SOURCE DATA ::
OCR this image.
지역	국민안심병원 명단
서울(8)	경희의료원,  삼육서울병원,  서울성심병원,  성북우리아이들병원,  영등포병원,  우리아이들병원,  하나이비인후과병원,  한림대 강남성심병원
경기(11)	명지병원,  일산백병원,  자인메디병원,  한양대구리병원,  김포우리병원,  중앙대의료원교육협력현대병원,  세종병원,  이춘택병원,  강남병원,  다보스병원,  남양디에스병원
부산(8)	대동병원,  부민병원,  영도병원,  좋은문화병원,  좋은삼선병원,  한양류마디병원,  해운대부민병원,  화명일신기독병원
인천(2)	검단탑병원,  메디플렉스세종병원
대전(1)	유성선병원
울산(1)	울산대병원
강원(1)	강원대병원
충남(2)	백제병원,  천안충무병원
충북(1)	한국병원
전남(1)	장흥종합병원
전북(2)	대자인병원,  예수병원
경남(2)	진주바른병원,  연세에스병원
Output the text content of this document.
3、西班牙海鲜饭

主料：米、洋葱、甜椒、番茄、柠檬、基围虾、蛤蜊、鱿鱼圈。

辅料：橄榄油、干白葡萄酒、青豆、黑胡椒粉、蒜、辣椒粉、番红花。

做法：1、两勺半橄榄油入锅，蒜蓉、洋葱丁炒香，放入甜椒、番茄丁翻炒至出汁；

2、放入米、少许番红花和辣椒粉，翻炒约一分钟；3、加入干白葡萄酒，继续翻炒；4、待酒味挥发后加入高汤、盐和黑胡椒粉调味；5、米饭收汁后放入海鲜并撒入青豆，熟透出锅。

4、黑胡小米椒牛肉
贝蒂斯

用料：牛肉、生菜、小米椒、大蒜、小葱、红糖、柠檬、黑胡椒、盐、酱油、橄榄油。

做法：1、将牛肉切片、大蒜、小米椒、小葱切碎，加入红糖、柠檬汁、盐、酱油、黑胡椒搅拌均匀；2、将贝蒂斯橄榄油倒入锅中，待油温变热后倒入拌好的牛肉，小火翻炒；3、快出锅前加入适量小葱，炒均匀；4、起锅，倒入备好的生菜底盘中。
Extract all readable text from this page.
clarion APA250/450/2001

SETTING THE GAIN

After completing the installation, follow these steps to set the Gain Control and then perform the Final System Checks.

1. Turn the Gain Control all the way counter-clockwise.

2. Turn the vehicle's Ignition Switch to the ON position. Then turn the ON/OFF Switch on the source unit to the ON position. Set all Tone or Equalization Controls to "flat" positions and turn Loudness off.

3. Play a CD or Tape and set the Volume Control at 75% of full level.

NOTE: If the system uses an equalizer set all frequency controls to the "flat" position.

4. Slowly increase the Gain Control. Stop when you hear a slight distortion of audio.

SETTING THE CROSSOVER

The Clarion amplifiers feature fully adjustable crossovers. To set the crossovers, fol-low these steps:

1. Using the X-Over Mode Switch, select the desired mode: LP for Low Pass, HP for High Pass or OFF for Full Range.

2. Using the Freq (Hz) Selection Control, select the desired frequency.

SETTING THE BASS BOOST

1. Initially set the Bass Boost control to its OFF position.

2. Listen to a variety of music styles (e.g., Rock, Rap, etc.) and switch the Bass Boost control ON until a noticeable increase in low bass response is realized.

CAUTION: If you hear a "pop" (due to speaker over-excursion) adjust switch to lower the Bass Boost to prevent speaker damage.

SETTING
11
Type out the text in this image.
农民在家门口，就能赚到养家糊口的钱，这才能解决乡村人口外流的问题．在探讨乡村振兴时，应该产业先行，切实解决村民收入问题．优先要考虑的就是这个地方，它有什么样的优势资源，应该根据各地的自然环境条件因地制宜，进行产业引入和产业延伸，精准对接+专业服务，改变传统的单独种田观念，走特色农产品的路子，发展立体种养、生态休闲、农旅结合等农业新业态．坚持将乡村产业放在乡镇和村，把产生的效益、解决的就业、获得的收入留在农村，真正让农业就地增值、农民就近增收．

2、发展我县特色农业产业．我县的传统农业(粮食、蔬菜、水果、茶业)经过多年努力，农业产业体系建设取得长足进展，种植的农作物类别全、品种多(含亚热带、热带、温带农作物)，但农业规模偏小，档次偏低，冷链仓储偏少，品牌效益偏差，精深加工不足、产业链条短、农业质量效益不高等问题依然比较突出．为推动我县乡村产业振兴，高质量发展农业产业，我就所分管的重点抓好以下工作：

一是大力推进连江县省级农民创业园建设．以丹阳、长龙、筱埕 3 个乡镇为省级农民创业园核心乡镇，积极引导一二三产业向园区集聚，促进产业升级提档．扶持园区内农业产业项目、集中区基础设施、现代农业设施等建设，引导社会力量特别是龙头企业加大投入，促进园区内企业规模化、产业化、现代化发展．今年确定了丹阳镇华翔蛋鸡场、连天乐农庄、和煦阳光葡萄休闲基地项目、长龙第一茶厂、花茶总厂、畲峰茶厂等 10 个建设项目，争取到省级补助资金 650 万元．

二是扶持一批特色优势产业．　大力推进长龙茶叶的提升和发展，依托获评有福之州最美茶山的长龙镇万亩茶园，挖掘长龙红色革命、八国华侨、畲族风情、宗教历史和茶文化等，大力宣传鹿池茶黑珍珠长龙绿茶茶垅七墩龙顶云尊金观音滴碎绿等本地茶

SHORT EXERCISE :: Each line above must be printed exactly as it appears.

TASK SOLUTION ::
OCR this image.
지역	국민안심병원 명단
서울(8)	경희의료원,  삼육서울병원,  서울성심병원,  성북우리아이들병원,  영등포병원,  우리아이들병원,  하나이비인후과병원,  한림대 강남성심병원
경기(11)	명지병원,  일산백병원,  자인메디병원,  한양대구리병원,  김포우리병원,  중앙대의료원교육협력현대병원,  세종병원,  이춘택병원,  강남병원,  다보스병원,  남양디에스병원
부산(8)	대동병원,  부민병원,  영도병원,  좋은문화병원,  좋은삼선병원,  한양류마디병원,  해운대부민병원,  화명일신기독병원
인천(2)	검단탑병원,  메디플렉스세종병원
대전(1)	유성선병원
울산(1)	울산대병원
강원(1)	강원대병원
충남(2)	백제병원,  천안충무병원
충북(1)	한국병원
전남(1)	장흥종합병원
전북(2)	대자인병원,  예수병원
경남(2)	진주바른병원,  연세에스병원
Output the text content of this document.
3、西班牙海鲜饭

主料：米、洋葱、甜椒、番茄、柠檬、基围虾、蛤蜊、鱿鱼圈。

辅料：橄榄油、干白葡萄酒、青豆、黑胡椒粉、蒜、辣椒粉、番红花。

做法：1、两勺半橄榄油入锅，蒜蓉、洋葱丁炒香，放入甜椒、番茄丁翻炒至出汁；

2、放入米、少许番红花和辣椒粉，翻炒约一分钟；3、加入干白葡萄酒，继续翻炒；4、待酒味挥发后加入高汤、盐和黑胡椒粉调味；5、米饭收汁后放入海鲜并撒入青豆，熟透出锅。

4、黑胡小米椒牛肉
贝蒂斯

用料：牛肉、生菜、小米椒、大蒜、小葱、红糖、柠檬、黑胡椒、盐、酱油、橄榄油。

做法：1、将牛肉切片、大蒜、小米椒、小葱切碎，加入红糖、柠檬汁、盐、酱油、黑胡椒搅拌均匀；2、将贝蒂斯橄榄油倒入锅中，待油温变热后倒入拌好的牛肉，小火翻炒；3、快出锅前加入适量小葱，炒均匀；4、起锅，倒入备好的生菜底盘中。
Extract all readable text from this page.
clarion APA250/450/2001

SETTING THE GAIN

After completing the installation, follow these steps to set the Gain Control and then perform the Final System Checks.

1. Turn the Gain Control all the way counter-clockwise.

2. Turn the vehicle's Ignition Switch to the ON position. Then turn the ON/OFF Switch on the source unit to the ON position. Set all Tone or Equalization Controls to "flat" positions and turn Loudness off.

3. Play a CD or Tape and set the Volume Control at 75% of full level.

NOTE: If the system uses an equalizer set all frequency controls to the "flat" position.

4. Slowly increase the Gain Control. Stop when you hear a slight distortion of audio.

SETTING THE CROSSOVER

The Clarion amplifiers feature fully adjustable crossovers. To set the crossovers, fol-low these steps:

1. Using the X-Over Mode Switch, select the desired mode: LP for Low Pass, HP for High Pass or OFF for Full Range.

2. Using the Freq (Hz) Selection Control, select the desired frequency.

SETTING THE BASS BOOST

1. Initially set the Bass Boost control to its OFF position.

2. Listen to a variety of music styles (e.g., Rock, Rap, etc.) and switch the Bass Boost control ON until a noticeable increase in low bass response is realized.

CAUTION: If you hear a "pop" (due to speaker over-excursion) adjust switch to lower the Bass Boost to prevent speaker damage.

SETTING
11
Type out the text in this image.
农民在家门口，就能赚到养家糊口的钱，这才能解决乡村人口外流的问题．在探讨乡村振兴时，应该产业先行，切实解决村民收入问题．优先要考虑的就是这个地方，它有什么样的优势资源，应该根据各地的自然环境条件因地制宜，进行产业引入和产业延伸，精准对接+专业服务，改变传统的单独种田观念，走特色农产品的路子，发展立体种养、生态休闲、农旅结合等农业新业态．坚持将乡村产业放在乡镇和村，把产生的效益、解决的就业、获得的收入留在农村，真正让农业就地增值、农民就近增收．

2、发展我县特色农业产业．我县的传统农业(粮食、蔬菜、水果、茶业)经过多年努力，农业产业体系建设取得长足进展，种植的农作物类别全、品种多(含亚热带、热带、温带农作物)，但农业规模偏小，档次偏低，冷链仓储偏少，品牌效益偏差，精深加工不足、产业链条短、农业质量效益不高等问题依然比较突出．为推动我县乡村产业振兴，高质量发展农业产业，我就所分管的重点抓好以下工作：

一是大力推进连江县省级农民创业园建设．以丹阳、长龙、筱埕 3 个乡镇为省级农民创业园核心乡镇，积极引导一二三产业向园区集聚，促进产业升级提档．扶持园区内农业产业项目、集中区基础设施、现代农业设施等建设，引导社会力量特别是龙头企业加大投入，促进园区内企业规模化、产业化、现代化发展．今年确定了丹阳镇华翔蛋鸡场、连天乐农庄、和煦阳光葡萄休闲基地项目、长龙第一茶厂、花茶总厂、畲峰茶厂等 10 个建设项目，争取到省级补助资金 650 万元．

二是扶持一批特色优势产业．　大力推进长龙茶叶的提升和发展，依托获评有福之州最美茶山的长龙镇万亩茶园，挖掘长龙红色革命、八国华侨、畲族风情、宗教历史和茶文化等，大力宣传鹿池茶黑珍珠长龙绿茶茶垅七墩龙顶云尊金观音滴碎绿等本地茶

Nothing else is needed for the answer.